_Exercise task_: Copy out the records in full, word for word, without pictures.

_Source material_:
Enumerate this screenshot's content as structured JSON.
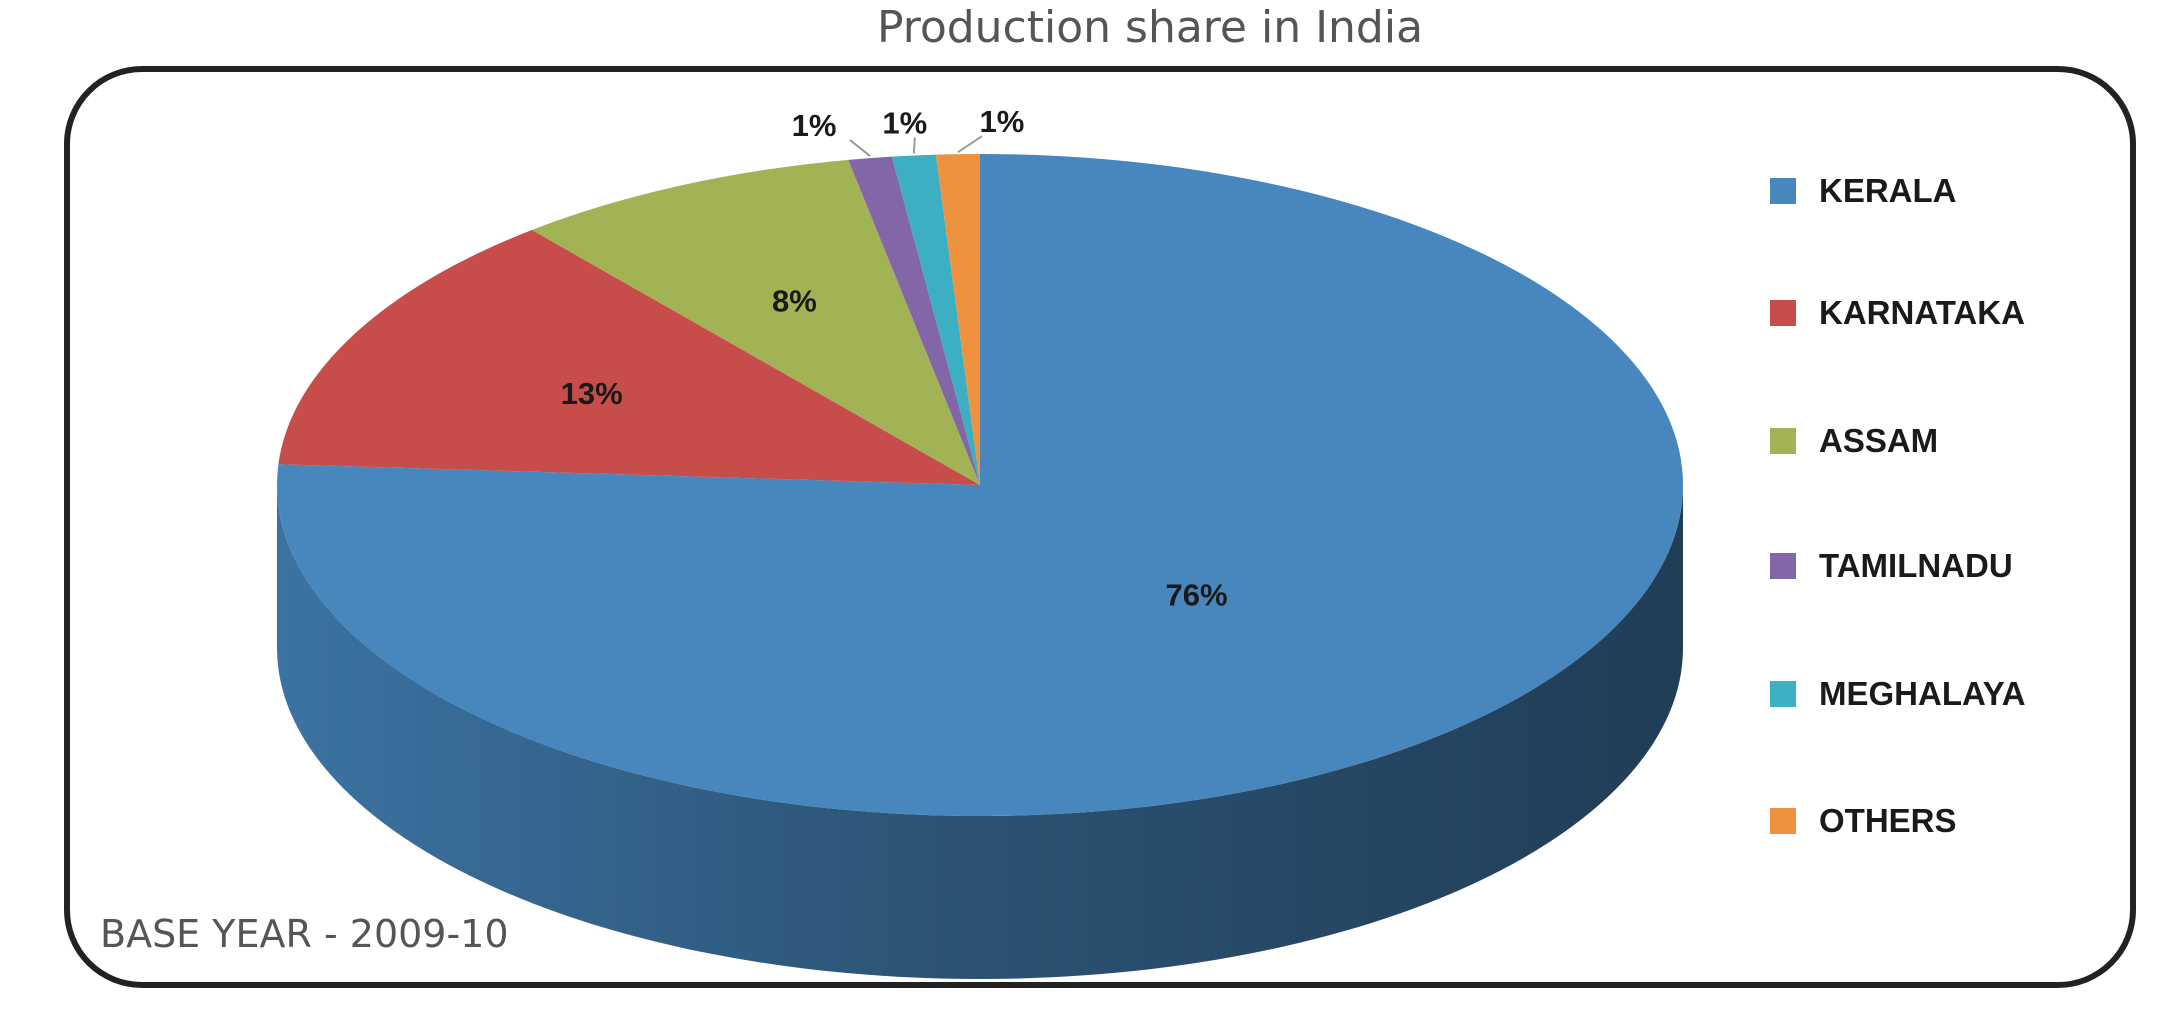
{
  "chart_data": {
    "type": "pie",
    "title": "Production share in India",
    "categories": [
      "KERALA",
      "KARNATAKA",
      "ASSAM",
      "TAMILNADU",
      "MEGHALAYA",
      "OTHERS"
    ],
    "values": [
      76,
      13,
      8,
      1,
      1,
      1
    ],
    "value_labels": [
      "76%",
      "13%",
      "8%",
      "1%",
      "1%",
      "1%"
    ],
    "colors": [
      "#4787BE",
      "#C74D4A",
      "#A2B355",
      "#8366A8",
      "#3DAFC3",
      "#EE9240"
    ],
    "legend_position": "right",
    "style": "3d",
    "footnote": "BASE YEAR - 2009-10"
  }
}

_Output for this exercise_:
Enumerate this screenshot's content as structured JSON.
{
  "chart_data": {
    "type": "pie",
    "title": "Production share in India",
    "categories": [
      "KERALA",
      "KARNATAKA",
      "ASSAM",
      "TAMILNADU",
      "MEGHALAYA",
      "OTHERS"
    ],
    "values": [
      76,
      13,
      8,
      1,
      1,
      1
    ],
    "value_labels": [
      "76%",
      "13%",
      "8%",
      "1%",
      "1%",
      "1%"
    ],
    "colors": [
      "#4787BE",
      "#C74D4A",
      "#A2B355",
      "#8366A8",
      "#3DAFC3",
      "#EE9240"
    ],
    "legend_position": "right",
    "style": "3d",
    "footnote": "BASE YEAR - 2009-10"
  }
}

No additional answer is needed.